--- Start of INFORMATION SUPPLIED ---

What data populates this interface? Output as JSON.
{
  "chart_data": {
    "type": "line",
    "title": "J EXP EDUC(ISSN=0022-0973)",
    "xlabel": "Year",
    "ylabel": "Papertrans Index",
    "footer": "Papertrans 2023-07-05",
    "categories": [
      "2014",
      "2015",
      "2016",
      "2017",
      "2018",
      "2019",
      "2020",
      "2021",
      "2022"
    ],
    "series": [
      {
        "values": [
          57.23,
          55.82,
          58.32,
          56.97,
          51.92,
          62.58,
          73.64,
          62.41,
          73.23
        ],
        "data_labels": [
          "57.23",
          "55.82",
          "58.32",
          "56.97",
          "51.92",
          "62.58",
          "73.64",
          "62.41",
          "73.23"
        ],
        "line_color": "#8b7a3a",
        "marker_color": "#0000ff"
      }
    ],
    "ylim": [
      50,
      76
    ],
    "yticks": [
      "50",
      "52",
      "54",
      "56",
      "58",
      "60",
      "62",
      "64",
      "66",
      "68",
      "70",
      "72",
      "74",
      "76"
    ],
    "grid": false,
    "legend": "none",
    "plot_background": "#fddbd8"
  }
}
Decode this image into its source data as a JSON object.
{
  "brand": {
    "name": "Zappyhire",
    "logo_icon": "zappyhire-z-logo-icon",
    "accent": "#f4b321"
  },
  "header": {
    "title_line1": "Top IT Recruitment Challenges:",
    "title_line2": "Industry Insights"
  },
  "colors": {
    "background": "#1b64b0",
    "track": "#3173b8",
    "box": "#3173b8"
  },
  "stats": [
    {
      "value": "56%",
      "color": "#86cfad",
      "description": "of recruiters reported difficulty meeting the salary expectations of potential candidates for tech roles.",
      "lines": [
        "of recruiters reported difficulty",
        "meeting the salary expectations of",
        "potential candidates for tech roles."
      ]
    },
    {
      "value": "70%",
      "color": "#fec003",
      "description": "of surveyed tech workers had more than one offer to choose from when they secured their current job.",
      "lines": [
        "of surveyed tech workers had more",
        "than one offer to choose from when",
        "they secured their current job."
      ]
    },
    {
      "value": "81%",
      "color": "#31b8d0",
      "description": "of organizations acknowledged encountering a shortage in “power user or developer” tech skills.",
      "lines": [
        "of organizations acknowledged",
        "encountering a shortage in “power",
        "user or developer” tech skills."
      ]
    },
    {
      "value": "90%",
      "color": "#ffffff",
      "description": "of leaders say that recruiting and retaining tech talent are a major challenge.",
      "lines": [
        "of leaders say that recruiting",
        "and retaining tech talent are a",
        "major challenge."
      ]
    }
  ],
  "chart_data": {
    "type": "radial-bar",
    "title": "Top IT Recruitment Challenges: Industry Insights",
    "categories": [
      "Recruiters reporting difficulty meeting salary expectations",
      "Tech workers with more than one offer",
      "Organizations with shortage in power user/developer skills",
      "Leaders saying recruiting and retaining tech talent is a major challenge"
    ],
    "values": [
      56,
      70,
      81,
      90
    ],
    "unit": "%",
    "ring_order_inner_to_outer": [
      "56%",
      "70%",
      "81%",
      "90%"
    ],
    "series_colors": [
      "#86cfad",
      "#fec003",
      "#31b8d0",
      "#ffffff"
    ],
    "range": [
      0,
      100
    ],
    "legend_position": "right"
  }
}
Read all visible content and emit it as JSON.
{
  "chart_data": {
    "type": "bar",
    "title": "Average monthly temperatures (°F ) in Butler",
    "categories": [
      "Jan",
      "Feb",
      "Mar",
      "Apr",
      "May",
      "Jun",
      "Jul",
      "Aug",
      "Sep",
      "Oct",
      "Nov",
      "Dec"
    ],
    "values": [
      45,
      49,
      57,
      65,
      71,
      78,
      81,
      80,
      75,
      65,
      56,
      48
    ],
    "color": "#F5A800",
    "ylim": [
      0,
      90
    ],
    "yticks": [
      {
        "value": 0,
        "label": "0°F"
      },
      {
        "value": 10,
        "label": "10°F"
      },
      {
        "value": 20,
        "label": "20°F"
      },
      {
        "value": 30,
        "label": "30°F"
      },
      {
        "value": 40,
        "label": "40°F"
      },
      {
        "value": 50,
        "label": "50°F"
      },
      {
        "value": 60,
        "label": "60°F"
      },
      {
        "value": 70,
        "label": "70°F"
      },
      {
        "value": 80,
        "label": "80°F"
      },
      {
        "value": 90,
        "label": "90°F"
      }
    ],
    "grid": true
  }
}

--- End of INFORMATION SUPPLIED ---

Find all lines with "more" in them and copy each one.

COMPLETED EXERCISE.
      "description": "of surveyed tech workers had more than one offer to choose from when they secured their current job.",
        "of surveyed tech workers had more",
      "Tech workers with more than one offer",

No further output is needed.